— Task inputs —
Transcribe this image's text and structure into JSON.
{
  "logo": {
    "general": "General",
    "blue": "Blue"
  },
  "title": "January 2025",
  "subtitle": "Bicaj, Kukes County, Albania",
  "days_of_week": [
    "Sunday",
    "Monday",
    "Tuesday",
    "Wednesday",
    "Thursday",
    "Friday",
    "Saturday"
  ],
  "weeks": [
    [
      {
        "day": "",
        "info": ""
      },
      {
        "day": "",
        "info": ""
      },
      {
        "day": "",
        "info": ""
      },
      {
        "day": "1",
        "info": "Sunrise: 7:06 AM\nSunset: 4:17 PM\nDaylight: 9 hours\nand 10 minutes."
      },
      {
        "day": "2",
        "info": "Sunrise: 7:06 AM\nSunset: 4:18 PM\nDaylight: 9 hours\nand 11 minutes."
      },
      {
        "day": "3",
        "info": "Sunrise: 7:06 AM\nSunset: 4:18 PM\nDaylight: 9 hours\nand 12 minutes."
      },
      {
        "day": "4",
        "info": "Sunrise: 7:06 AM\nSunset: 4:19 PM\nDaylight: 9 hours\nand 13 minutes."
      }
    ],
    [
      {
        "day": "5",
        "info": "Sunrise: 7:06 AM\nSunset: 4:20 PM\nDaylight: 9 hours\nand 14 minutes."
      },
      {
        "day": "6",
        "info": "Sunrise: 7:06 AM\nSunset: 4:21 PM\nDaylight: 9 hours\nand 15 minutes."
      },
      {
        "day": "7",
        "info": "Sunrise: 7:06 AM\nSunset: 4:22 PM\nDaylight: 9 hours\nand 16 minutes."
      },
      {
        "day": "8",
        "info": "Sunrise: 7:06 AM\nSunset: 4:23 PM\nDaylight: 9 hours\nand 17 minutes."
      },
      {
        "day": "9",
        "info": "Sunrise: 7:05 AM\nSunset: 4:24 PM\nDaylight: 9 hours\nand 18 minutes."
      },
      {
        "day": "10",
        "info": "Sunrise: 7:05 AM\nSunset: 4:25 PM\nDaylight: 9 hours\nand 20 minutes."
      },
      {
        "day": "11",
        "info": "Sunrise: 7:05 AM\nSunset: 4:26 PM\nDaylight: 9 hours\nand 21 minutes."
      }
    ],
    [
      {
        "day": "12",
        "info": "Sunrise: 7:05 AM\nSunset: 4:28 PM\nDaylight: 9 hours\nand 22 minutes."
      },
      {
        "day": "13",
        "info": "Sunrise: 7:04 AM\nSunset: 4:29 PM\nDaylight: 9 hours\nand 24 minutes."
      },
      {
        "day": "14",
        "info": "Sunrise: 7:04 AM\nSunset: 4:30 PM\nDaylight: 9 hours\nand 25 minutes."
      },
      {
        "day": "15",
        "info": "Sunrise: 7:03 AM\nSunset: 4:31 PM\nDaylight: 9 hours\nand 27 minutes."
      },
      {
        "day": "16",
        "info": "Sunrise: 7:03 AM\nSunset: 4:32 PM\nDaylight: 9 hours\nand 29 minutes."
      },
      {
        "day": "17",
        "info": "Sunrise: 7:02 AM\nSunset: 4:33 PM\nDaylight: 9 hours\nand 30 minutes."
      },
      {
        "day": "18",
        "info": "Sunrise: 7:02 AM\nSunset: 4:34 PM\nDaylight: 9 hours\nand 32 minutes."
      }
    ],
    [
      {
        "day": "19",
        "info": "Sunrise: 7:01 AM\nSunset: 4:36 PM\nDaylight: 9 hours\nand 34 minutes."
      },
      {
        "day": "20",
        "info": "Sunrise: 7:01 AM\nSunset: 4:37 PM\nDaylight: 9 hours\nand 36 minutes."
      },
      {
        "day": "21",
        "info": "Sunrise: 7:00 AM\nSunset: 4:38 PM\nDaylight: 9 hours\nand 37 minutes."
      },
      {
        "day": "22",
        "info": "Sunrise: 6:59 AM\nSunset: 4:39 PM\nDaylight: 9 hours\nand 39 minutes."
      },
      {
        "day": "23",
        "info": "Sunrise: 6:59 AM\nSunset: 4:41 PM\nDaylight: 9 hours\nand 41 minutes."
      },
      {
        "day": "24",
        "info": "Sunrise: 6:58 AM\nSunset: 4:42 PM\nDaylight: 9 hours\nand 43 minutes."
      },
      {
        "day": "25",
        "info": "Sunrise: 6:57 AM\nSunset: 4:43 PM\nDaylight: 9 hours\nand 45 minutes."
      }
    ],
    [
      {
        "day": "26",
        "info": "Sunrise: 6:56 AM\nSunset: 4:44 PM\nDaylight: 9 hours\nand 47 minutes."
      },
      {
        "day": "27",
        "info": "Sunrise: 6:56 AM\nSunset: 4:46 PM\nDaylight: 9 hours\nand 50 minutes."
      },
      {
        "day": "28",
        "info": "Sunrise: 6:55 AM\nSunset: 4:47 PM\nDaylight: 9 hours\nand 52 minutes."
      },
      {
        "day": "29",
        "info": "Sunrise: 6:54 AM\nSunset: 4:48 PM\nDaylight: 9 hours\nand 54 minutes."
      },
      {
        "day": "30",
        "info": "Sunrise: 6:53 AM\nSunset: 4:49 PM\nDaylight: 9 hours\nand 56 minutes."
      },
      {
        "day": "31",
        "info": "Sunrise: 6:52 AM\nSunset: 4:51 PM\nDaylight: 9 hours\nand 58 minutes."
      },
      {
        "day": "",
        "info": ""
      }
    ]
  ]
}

— Task —
Repeat every record, exactly as written.

— Exercise answer —
Transcribe this image's text and structure into JSON.
{
  "logo": {
    "general": "General",
    "blue": "Blue"
  },
  "title": "January 2025",
  "subtitle": "Bicaj, Kukes County, Albania",
  "days_of_week": [
    "Sunday",
    "Monday",
    "Tuesday",
    "Wednesday",
    "Thursday",
    "Friday",
    "Saturday"
  ],
  "weeks": [
    [
      {
        "day": "",
        "info": ""
      },
      {
        "day": "",
        "info": ""
      },
      {
        "day": "",
        "info": ""
      },
      {
        "day": "1",
        "info": "Sunrise: 7:06 AM\nSunset: 4:17 PM\nDaylight: 9 hours\nand 10 minutes."
      },
      {
        "day": "2",
        "info": "Sunrise: 7:06 AM\nSunset: 4:18 PM\nDaylight: 9 hours\nand 11 minutes."
      },
      {
        "day": "3",
        "info": "Sunrise: 7:06 AM\nSunset: 4:18 PM\nDaylight: 9 hours\nand 12 minutes."
      },
      {
        "day": "4",
        "info": "Sunrise: 7:06 AM\nSunset: 4:19 PM\nDaylight: 9 hours\nand 13 minutes."
      }
    ],
    [
      {
        "day": "5",
        "info": "Sunrise: 7:06 AM\nSunset: 4:20 PM\nDaylight: 9 hours\nand 14 minutes."
      },
      {
        "day": "6",
        "info": "Sunrise: 7:06 AM\nSunset: 4:21 PM\nDaylight: 9 hours\nand 15 minutes."
      },
      {
        "day": "7",
        "info": "Sunrise: 7:06 AM\nSunset: 4:22 PM\nDaylight: 9 hours\nand 16 minutes."
      },
      {
        "day": "8",
        "info": "Sunrise: 7:06 AM\nSunset: 4:23 PM\nDaylight: 9 hours\nand 17 minutes."
      },
      {
        "day": "9",
        "info": "Sunrise: 7:05 AM\nSunset: 4:24 PM\nDaylight: 9 hours\nand 18 minutes."
      },
      {
        "day": "10",
        "info": "Sunrise: 7:05 AM\nSunset: 4:25 PM\nDaylight: 9 hours\nand 20 minutes."
      },
      {
        "day": "11",
        "info": "Sunrise: 7:05 AM\nSunset: 4:26 PM\nDaylight: 9 hours\nand 21 minutes."
      }
    ],
    [
      {
        "day": "12",
        "info": "Sunrise: 7:05 AM\nSunset: 4:28 PM\nDaylight: 9 hours\nand 22 minutes."
      },
      {
        "day": "13",
        "info": "Sunrise: 7:04 AM\nSunset: 4:29 PM\nDaylight: 9 hours\nand 24 minutes."
      },
      {
        "day": "14",
        "info": "Sunrise: 7:04 AM\nSunset: 4:30 PM\nDaylight: 9 hours\nand 25 minutes."
      },
      {
        "day": "15",
        "info": "Sunrise: 7:03 AM\nSunset: 4:31 PM\nDaylight: 9 hours\nand 27 minutes."
      },
      {
        "day": "16",
        "info": "Sunrise: 7:03 AM\nSunset: 4:32 PM\nDaylight: 9 hours\nand 29 minutes."
      },
      {
        "day": "17",
        "info": "Sunrise: 7:02 AM\nSunset: 4:33 PM\nDaylight: 9 hours\nand 30 minutes."
      },
      {
        "day": "18",
        "info": "Sunrise: 7:02 AM\nSunset: 4:34 PM\nDaylight: 9 hours\nand 32 minutes."
      }
    ],
    [
      {
        "day": "19",
        "info": "Sunrise: 7:01 AM\nSunset: 4:36 PM\nDaylight: 9 hours\nand 34 minutes."
      },
      {
        "day": "20",
        "info": "Sunrise: 7:01 AM\nSunset: 4:37 PM\nDaylight: 9 hours\nand 36 minutes."
      },
      {
        "day": "21",
        "info": "Sunrise: 7:00 AM\nSunset: 4:38 PM\nDaylight: 9 hours\nand 37 minutes."
      },
      {
        "day": "22",
        "info": "Sunrise: 6:59 AM\nSunset: 4:39 PM\nDaylight: 9 hours\nand 39 minutes."
      },
      {
        "day": "23",
        "info": "Sunrise: 6:59 AM\nSunset: 4:41 PM\nDaylight: 9 hours\nand 41 minutes."
      },
      {
        "day": "24",
        "info": "Sunrise: 6:58 AM\nSunset: 4:42 PM\nDaylight: 9 hours\nand 43 minutes."
      },
      {
        "day": "25",
        "info": "Sunrise: 6:57 AM\nSunset: 4:43 PM\nDaylight: 9 hours\nand 45 minutes."
      }
    ],
    [
      {
        "day": "26",
        "info": "Sunrise: 6:56 AM\nSunset: 4:44 PM\nDaylight: 9 hours\nand 47 minutes."
      },
      {
        "day": "27",
        "info": "Sunrise: 6:56 AM\nSunset: 4:46 PM\nDaylight: 9 hours\nand 50 minutes."
      },
      {
        "day": "28",
        "info": "Sunrise: 6:55 AM\nSunset: 4:47 PM\nDaylight: 9 hours\nand 52 minutes."
      },
      {
        "day": "29",
        "info": "Sunrise: 6:54 AM\nSunset: 4:48 PM\nDaylight: 9 hours\nand 54 minutes."
      },
      {
        "day": "30",
        "info": "Sunrise: 6:53 AM\nSunset: 4:49 PM\nDaylight: 9 hours\nand 56 minutes."
      },
      {
        "day": "31",
        "info": "Sunrise: 6:52 AM\nSunset: 4:51 PM\nDaylight: 9 hours\nand 58 minutes."
      },
      {
        "day": "",
        "info": ""
      }
    ]
  ]
}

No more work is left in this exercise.